◆ YOUR TASK: Reproduce all entries verbatim, with nothing added or dropped.

◆ SUPPLIED MATERIAL:

----

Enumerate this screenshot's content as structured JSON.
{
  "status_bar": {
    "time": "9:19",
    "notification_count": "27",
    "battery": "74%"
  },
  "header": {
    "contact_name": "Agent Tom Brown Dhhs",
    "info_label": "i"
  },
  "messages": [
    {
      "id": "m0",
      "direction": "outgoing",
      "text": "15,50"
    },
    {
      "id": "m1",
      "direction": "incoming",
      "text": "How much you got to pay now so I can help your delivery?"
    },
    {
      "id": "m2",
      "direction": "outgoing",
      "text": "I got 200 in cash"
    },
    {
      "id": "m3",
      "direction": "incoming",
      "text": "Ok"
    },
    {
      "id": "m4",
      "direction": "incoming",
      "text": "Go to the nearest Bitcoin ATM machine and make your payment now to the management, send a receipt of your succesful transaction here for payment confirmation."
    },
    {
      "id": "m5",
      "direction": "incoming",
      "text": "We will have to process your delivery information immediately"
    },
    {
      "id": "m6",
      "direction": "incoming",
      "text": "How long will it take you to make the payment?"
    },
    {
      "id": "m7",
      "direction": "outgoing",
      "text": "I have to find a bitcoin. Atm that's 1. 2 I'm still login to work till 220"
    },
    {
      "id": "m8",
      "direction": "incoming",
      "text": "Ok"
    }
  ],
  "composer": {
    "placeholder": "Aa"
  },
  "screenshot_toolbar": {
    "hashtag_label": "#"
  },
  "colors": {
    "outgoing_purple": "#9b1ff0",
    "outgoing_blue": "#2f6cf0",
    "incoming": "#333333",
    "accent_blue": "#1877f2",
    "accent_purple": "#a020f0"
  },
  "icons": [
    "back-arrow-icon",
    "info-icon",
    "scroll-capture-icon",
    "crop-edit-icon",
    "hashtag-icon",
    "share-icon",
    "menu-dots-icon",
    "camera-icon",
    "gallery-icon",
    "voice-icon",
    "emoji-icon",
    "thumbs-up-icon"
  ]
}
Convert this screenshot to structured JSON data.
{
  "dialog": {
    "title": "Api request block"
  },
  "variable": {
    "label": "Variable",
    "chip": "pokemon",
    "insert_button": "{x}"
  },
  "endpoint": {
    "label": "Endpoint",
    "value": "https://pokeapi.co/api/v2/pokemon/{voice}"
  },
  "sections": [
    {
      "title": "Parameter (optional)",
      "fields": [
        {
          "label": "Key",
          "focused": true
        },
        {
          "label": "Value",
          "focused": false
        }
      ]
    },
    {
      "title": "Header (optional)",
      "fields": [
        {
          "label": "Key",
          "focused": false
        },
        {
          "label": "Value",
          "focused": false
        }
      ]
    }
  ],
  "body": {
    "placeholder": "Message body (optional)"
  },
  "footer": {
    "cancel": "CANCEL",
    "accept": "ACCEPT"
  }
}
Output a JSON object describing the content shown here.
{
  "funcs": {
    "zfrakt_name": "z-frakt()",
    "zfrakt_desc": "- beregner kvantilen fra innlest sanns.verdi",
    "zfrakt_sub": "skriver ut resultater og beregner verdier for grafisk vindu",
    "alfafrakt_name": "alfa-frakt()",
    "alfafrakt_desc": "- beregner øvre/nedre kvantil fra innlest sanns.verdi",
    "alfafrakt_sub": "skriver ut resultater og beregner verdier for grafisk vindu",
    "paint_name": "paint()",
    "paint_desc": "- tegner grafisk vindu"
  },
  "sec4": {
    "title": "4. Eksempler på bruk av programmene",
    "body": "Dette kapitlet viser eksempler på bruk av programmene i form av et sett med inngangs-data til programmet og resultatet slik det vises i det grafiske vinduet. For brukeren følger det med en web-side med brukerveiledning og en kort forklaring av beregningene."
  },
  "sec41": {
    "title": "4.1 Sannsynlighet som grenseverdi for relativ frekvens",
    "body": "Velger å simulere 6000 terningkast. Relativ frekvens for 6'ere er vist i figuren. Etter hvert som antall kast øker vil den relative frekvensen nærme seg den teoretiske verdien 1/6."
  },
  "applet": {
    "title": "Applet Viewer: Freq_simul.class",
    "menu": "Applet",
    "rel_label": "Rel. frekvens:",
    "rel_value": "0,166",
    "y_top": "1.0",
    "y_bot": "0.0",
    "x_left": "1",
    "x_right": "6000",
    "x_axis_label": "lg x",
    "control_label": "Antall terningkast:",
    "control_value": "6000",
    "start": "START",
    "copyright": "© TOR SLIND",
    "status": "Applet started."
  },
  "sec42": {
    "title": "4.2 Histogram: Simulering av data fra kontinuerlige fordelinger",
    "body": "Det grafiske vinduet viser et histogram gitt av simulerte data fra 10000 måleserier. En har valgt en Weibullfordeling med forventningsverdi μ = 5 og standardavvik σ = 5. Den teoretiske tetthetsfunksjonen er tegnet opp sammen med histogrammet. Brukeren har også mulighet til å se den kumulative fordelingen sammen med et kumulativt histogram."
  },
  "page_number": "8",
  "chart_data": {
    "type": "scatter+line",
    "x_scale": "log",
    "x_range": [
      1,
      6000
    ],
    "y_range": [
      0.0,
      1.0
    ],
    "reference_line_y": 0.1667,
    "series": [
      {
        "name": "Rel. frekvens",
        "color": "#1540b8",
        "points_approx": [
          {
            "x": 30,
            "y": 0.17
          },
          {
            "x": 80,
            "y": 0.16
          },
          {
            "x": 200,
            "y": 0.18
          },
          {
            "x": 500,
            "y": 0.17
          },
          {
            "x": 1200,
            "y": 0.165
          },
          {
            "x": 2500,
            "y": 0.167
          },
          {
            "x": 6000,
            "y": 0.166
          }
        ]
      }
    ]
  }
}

----

◆ RESPONSE TO THE EXERCISE:
Enumerate this screenshot's content as structured JSON.
{
  "status_bar": {
    "time": "9:19",
    "notification_count": "27",
    "battery": "74%"
  },
  "header": {
    "contact_name": "Agent Tom Brown Dhhs",
    "info_label": "i"
  },
  "messages": [
    {
      "id": "m0",
      "direction": "outgoing",
      "text": "15,50"
    },
    {
      "id": "m1",
      "direction": "incoming",
      "text": "How much you got to pay now so I can help your delivery?"
    },
    {
      "id": "m2",
      "direction": "outgoing",
      "text": "I got 200 in cash"
    },
    {
      "id": "m3",
      "direction": "incoming",
      "text": "Ok"
    },
    {
      "id": "m4",
      "direction": "incoming",
      "text": "Go to the nearest Bitcoin ATM machine and make your payment now to the management, send a receipt of your succesful transaction here for payment confirmation."
    },
    {
      "id": "m5",
      "direction": "incoming",
      "text": "We will have to process your delivery information immediately"
    },
    {
      "id": "m6",
      "direction": "incoming",
      "text": "How long will it take you to make the payment?"
    },
    {
      "id": "m7",
      "direction": "outgoing",
      "text": "I have to find a bitcoin. Atm that's 1. 2 I'm still login to work till 220"
    },
    {
      "id": "m8",
      "direction": "incoming",
      "text": "Ok"
    }
  ],
  "composer": {
    "placeholder": "Aa"
  },
  "screenshot_toolbar": {
    "hashtag_label": "#"
  },
  "colors": {
    "outgoing_purple": "#9b1ff0",
    "outgoing_blue": "#2f6cf0",
    "incoming": "#333333",
    "accent_blue": "#1877f2",
    "accent_purple": "#a020f0"
  },
  "icons": [
    "back-arrow-icon",
    "info-icon",
    "scroll-capture-icon",
    "crop-edit-icon",
    "hashtag-icon",
    "share-icon",
    "menu-dots-icon",
    "camera-icon",
    "gallery-icon",
    "voice-icon",
    "emoji-icon",
    "thumbs-up-icon"
  ]
}
Convert this screenshot to structured JSON data.
{
  "dialog": {
    "title": "Api request block"
  },
  "variable": {
    "label": "Variable",
    "chip": "pokemon",
    "insert_button": "{x}"
  },
  "endpoint": {
    "label": "Endpoint",
    "value": "https://pokeapi.co/api/v2/pokemon/{voice}"
  },
  "sections": [
    {
      "title": "Parameter (optional)",
      "fields": [
        {
          "label": "Key",
          "focused": true
        },
        {
          "label": "Value",
          "focused": false
        }
      ]
    },
    {
      "title": "Header (optional)",
      "fields": [
        {
          "label": "Key",
          "focused": false
        },
        {
          "label": "Value",
          "focused": false
        }
      ]
    }
  ],
  "body": {
    "placeholder": "Message body (optional)"
  },
  "footer": {
    "cancel": "CANCEL",
    "accept": "ACCEPT"
  }
}
Output a JSON object describing the content shown here.
{
  "funcs": {
    "zfrakt_name": "z-frakt()",
    "zfrakt_desc": "- beregner kvantilen fra innlest sanns.verdi",
    "zfrakt_sub": "skriver ut resultater og beregner verdier for grafisk vindu",
    "alfafrakt_name": "alfa-frakt()",
    "alfafrakt_desc": "- beregner øvre/nedre kvantil fra innlest sanns.verdi",
    "alfafrakt_sub": "skriver ut resultater og beregner verdier for grafisk vindu",
    "paint_name": "paint()",
    "paint_desc": "- tegner grafisk vindu"
  },
  "sec4": {
    "title": "4. Eksempler på bruk av programmene",
    "body": "Dette kapitlet viser eksempler på bruk av programmene i form av et sett med inngangs-data til programmet og resultatet slik det vises i det grafiske vinduet. For brukeren følger det med en web-side med brukerveiledning og en kort forklaring av beregningene."
  },
  "sec41": {
    "title": "4.1 Sannsynlighet som grenseverdi for relativ frekvens",
    "body": "Velger å simulere 6000 terningkast. Relativ frekvens for 6'ere er vist i figuren. Etter hvert som antall kast øker vil den relative frekvensen nærme seg den teoretiske verdien 1/6."
  },
  "applet": {
    "title": "Applet Viewer: Freq_simul.class",
    "menu": "Applet",
    "rel_label": "Rel. frekvens:",
    "rel_value": "0,166",
    "y_top": "1.0",
    "y_bot": "0.0",
    "x_left": "1",
    "x_right": "6000",
    "x_axis_label": "lg x",
    "control_label": "Antall terningkast:",
    "control_value": "6000",
    "start": "START",
    "copyright": "© TOR SLIND",
    "status": "Applet started."
  },
  "sec42": {
    "title": "4.2 Histogram: Simulering av data fra kontinuerlige fordelinger",
    "body": "Det grafiske vinduet viser et histogram gitt av simulerte data fra 10000 måleserier. En har valgt en Weibullfordeling med forventningsverdi μ = 5 og standardavvik σ = 5. Den teoretiske tetthetsfunksjonen er tegnet opp sammen med histogrammet. Brukeren har også mulighet til å se den kumulative fordelingen sammen med et kumulativt histogram."
  },
  "page_number": "8",
  "chart_data": {
    "type": "scatter+line",
    "x_scale": "log",
    "x_range": [
      1,
      6000
    ],
    "y_range": [
      0.0,
      1.0
    ],
    "reference_line_y": 0.1667,
    "series": [
      {
        "name": "Rel. frekvens",
        "color": "#1540b8",
        "points_approx": [
          {
            "x": 30,
            "y": 0.17
          },
          {
            "x": 80,
            "y": 0.16
          },
          {
            "x": 200,
            "y": 0.18
          },
          {
            "x": 500,
            "y": 0.17
          },
          {
            "x": 1200,
            "y": 0.165
          },
          {
            "x": 2500,
            "y": 0.167
          },
          {
            "x": 6000,
            "y": 0.166
          }
        ]
      }
    ]
  }
}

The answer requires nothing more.